▶ MATERIAL PROVIDED:
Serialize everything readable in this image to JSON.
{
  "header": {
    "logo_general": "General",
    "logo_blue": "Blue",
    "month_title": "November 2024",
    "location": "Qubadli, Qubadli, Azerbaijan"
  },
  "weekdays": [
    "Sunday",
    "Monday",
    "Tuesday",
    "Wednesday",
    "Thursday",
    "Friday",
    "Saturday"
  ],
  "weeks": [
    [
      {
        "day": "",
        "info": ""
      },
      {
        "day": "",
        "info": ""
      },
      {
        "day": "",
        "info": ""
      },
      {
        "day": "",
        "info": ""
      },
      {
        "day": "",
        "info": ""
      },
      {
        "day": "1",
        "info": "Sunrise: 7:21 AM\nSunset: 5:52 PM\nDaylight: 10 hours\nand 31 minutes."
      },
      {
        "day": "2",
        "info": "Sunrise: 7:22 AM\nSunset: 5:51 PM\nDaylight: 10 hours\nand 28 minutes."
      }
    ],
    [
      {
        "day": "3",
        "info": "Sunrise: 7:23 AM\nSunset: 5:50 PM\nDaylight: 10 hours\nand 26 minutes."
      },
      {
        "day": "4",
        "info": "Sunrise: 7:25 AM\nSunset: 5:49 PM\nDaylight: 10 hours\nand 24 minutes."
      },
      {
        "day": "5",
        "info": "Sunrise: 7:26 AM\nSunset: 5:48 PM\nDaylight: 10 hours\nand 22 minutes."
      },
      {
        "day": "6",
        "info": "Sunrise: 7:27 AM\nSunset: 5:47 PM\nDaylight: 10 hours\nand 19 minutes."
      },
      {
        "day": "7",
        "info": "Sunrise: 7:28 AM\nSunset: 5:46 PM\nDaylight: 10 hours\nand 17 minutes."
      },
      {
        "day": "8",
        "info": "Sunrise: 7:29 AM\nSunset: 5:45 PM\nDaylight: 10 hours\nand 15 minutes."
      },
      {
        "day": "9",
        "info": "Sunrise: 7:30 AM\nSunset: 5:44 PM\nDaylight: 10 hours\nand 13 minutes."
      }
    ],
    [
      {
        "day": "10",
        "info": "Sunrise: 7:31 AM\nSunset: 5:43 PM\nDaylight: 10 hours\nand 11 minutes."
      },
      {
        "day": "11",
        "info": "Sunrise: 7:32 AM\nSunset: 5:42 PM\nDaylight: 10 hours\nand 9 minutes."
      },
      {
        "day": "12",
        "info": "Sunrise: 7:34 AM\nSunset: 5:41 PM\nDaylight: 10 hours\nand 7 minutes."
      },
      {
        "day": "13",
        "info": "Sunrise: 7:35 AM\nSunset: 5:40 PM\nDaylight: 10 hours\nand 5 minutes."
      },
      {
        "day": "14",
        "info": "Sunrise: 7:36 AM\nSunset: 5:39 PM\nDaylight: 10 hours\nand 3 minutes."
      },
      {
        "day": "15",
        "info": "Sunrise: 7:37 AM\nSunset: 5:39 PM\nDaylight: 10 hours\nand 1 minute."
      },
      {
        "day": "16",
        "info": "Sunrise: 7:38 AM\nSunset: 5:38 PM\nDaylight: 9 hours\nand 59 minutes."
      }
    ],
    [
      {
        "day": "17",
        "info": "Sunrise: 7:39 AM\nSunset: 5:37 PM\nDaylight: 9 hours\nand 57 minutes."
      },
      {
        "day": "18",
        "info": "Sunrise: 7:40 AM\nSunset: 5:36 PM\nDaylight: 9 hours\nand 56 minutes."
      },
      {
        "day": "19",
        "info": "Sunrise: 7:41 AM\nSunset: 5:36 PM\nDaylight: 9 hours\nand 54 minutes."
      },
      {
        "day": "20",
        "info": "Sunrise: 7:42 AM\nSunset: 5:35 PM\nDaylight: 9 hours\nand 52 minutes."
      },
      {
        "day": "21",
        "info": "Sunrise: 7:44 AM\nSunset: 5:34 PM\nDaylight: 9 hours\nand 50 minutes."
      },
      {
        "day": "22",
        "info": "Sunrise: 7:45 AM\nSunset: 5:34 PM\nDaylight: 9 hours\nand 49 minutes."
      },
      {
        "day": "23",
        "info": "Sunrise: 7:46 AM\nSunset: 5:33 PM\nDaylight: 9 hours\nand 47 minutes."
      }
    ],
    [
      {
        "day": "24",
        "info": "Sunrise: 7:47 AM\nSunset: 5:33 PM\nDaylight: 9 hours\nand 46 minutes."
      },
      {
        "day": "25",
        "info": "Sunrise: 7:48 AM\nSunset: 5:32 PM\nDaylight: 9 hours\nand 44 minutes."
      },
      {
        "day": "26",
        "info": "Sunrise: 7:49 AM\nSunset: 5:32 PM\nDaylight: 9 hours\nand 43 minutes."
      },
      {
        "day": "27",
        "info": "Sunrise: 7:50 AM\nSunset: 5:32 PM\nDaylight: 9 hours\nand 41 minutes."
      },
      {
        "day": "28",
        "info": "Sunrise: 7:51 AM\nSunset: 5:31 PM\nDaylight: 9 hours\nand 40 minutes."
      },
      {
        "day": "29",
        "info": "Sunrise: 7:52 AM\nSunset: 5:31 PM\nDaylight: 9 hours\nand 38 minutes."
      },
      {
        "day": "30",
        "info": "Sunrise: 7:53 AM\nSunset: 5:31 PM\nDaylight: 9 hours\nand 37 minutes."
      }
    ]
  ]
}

▶ WHAT IS REQUIRED:
Extract the data in full. Keep it word for word.

▶ SOLUTION FOR THIS PROBLEM:
Serialize everything readable in this image to JSON.
{
  "header": {
    "logo_general": "General",
    "logo_blue": "Blue",
    "month_title": "November 2024",
    "location": "Qubadli, Qubadli, Azerbaijan"
  },
  "weekdays": [
    "Sunday",
    "Monday",
    "Tuesday",
    "Wednesday",
    "Thursday",
    "Friday",
    "Saturday"
  ],
  "weeks": [
    [
      {
        "day": "",
        "info": ""
      },
      {
        "day": "",
        "info": ""
      },
      {
        "day": "",
        "info": ""
      },
      {
        "day": "",
        "info": ""
      },
      {
        "day": "",
        "info": ""
      },
      {
        "day": "1",
        "info": "Sunrise: 7:21 AM\nSunset: 5:52 PM\nDaylight: 10 hours\nand 31 minutes."
      },
      {
        "day": "2",
        "info": "Sunrise: 7:22 AM\nSunset: 5:51 PM\nDaylight: 10 hours\nand 28 minutes."
      }
    ],
    [
      {
        "day": "3",
        "info": "Sunrise: 7:23 AM\nSunset: 5:50 PM\nDaylight: 10 hours\nand 26 minutes."
      },
      {
        "day": "4",
        "info": "Sunrise: 7:25 AM\nSunset: 5:49 PM\nDaylight: 10 hours\nand 24 minutes."
      },
      {
        "day": "5",
        "info": "Sunrise: 7:26 AM\nSunset: 5:48 PM\nDaylight: 10 hours\nand 22 minutes."
      },
      {
        "day": "6",
        "info": "Sunrise: 7:27 AM\nSunset: 5:47 PM\nDaylight: 10 hours\nand 19 minutes."
      },
      {
        "day": "7",
        "info": "Sunrise: 7:28 AM\nSunset: 5:46 PM\nDaylight: 10 hours\nand 17 minutes."
      },
      {
        "day": "8",
        "info": "Sunrise: 7:29 AM\nSunset: 5:45 PM\nDaylight: 10 hours\nand 15 minutes."
      },
      {
        "day": "9",
        "info": "Sunrise: 7:30 AM\nSunset: 5:44 PM\nDaylight: 10 hours\nand 13 minutes."
      }
    ],
    [
      {
        "day": "10",
        "info": "Sunrise: 7:31 AM\nSunset: 5:43 PM\nDaylight: 10 hours\nand 11 minutes."
      },
      {
        "day": "11",
        "info": "Sunrise: 7:32 AM\nSunset: 5:42 PM\nDaylight: 10 hours\nand 9 minutes."
      },
      {
        "day": "12",
        "info": "Sunrise: 7:34 AM\nSunset: 5:41 PM\nDaylight: 10 hours\nand 7 minutes."
      },
      {
        "day": "13",
        "info": "Sunrise: 7:35 AM\nSunset: 5:40 PM\nDaylight: 10 hours\nand 5 minutes."
      },
      {
        "day": "14",
        "info": "Sunrise: 7:36 AM\nSunset: 5:39 PM\nDaylight: 10 hours\nand 3 minutes."
      },
      {
        "day": "15",
        "info": "Sunrise: 7:37 AM\nSunset: 5:39 PM\nDaylight: 10 hours\nand 1 minute."
      },
      {
        "day": "16",
        "info": "Sunrise: 7:38 AM\nSunset: 5:38 PM\nDaylight: 9 hours\nand 59 minutes."
      }
    ],
    [
      {
        "day": "17",
        "info": "Sunrise: 7:39 AM\nSunset: 5:37 PM\nDaylight: 9 hours\nand 57 minutes."
      },
      {
        "day": "18",
        "info": "Sunrise: 7:40 AM\nSunset: 5:36 PM\nDaylight: 9 hours\nand 56 minutes."
      },
      {
        "day": "19",
        "info": "Sunrise: 7:41 AM\nSunset: 5:36 PM\nDaylight: 9 hours\nand 54 minutes."
      },
      {
        "day": "20",
        "info": "Sunrise: 7:42 AM\nSunset: 5:35 PM\nDaylight: 9 hours\nand 52 minutes."
      },
      {
        "day": "21",
        "info": "Sunrise: 7:44 AM\nSunset: 5:34 PM\nDaylight: 9 hours\nand 50 minutes."
      },
      {
        "day": "22",
        "info": "Sunrise: 7:45 AM\nSunset: 5:34 PM\nDaylight: 9 hours\nand 49 minutes."
      },
      {
        "day": "23",
        "info": "Sunrise: 7:46 AM\nSunset: 5:33 PM\nDaylight: 9 hours\nand 47 minutes."
      }
    ],
    [
      {
        "day": "24",
        "info": "Sunrise: 7:47 AM\nSunset: 5:33 PM\nDaylight: 9 hours\nand 46 minutes."
      },
      {
        "day": "25",
        "info": "Sunrise: 7:48 AM\nSunset: 5:32 PM\nDaylight: 9 hours\nand 44 minutes."
      },
      {
        "day": "26",
        "info": "Sunrise: 7:49 AM\nSunset: 5:32 PM\nDaylight: 9 hours\nand 43 minutes."
      },
      {
        "day": "27",
        "info": "Sunrise: 7:50 AM\nSunset: 5:32 PM\nDaylight: 9 hours\nand 41 minutes."
      },
      {
        "day": "28",
        "info": "Sunrise: 7:51 AM\nSunset: 5:31 PM\nDaylight: 9 hours\nand 40 minutes."
      },
      {
        "day": "29",
        "info": "Sunrise: 7:52 AM\nSunset: 5:31 PM\nDaylight: 9 hours\nand 38 minutes."
      },
      {
        "day": "30",
        "info": "Sunrise: 7:53 AM\nSunset: 5:31 PM\nDaylight: 9 hours\nand 37 minutes."
      }
    ]
  ]
}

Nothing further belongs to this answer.